Material =>

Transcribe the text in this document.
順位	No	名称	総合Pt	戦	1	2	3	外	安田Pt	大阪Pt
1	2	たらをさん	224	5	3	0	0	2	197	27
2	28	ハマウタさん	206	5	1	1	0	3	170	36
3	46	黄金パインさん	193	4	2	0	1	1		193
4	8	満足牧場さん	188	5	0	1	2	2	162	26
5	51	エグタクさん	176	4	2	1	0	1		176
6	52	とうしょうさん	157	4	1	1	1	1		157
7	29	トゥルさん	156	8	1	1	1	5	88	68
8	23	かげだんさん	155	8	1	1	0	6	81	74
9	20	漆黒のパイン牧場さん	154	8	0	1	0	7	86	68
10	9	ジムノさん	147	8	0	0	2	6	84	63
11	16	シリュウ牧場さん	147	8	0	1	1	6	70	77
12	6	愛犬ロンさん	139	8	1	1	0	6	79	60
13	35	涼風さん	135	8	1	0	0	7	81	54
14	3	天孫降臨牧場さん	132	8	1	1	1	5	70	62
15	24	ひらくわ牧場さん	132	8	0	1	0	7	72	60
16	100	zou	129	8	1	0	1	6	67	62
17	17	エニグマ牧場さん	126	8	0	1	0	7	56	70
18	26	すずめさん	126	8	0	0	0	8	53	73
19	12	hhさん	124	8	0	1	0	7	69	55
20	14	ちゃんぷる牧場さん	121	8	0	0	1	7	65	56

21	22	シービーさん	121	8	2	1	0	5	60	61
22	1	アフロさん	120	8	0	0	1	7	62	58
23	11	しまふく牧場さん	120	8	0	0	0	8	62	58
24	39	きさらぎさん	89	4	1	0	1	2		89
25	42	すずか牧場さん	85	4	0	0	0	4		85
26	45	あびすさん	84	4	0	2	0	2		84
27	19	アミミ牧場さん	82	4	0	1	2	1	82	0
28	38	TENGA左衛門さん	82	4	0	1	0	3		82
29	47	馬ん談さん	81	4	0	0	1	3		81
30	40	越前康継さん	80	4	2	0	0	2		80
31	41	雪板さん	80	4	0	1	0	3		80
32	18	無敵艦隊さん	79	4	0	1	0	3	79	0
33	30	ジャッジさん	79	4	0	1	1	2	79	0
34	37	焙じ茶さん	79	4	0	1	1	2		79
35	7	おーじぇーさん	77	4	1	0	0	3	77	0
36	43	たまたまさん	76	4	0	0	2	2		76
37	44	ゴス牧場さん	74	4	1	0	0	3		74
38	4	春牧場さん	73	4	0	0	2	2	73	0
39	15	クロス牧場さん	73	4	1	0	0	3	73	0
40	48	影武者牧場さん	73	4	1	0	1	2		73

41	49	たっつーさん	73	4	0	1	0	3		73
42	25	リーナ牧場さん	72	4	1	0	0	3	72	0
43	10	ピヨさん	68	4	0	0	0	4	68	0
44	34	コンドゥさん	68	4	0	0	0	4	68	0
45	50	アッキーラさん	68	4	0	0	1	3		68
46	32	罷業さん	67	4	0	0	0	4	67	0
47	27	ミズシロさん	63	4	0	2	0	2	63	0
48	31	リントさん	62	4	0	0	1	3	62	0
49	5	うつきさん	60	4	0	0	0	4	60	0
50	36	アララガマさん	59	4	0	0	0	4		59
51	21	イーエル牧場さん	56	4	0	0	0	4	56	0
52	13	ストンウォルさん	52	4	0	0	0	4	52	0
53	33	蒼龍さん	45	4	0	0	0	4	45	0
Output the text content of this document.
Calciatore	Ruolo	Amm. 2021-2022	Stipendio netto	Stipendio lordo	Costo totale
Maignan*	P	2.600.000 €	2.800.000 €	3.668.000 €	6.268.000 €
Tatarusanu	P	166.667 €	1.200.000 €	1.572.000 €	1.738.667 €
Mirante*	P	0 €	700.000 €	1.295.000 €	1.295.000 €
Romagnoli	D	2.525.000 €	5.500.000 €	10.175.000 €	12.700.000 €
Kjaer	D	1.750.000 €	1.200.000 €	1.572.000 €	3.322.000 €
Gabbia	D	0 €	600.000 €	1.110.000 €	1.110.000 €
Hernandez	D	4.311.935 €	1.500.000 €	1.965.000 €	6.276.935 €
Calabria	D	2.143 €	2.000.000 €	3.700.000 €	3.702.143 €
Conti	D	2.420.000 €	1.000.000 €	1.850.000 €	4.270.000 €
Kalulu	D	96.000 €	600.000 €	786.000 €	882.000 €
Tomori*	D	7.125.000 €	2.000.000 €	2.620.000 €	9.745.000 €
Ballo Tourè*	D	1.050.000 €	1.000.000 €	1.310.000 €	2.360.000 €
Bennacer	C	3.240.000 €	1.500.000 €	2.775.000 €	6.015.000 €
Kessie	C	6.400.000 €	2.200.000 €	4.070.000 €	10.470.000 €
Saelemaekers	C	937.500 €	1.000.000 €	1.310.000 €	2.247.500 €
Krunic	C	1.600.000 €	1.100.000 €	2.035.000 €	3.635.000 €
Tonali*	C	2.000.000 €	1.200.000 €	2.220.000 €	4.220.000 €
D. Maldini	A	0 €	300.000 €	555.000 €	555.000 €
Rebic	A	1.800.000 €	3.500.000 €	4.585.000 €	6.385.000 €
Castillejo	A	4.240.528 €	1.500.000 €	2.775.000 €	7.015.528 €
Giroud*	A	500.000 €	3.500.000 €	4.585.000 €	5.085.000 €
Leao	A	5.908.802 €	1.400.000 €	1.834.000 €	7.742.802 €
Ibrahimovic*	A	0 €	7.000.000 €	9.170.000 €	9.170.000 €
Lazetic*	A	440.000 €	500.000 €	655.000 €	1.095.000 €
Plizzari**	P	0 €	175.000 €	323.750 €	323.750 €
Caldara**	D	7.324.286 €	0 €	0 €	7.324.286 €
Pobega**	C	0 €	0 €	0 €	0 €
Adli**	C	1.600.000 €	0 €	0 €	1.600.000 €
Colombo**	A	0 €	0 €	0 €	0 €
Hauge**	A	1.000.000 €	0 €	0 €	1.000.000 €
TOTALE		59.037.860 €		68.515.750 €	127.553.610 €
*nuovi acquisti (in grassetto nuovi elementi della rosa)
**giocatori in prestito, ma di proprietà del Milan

What the task requires => Gather up the lines that contain the word "document".

Task answer =>
Transcribe the text in this document.
Output the text content of this document.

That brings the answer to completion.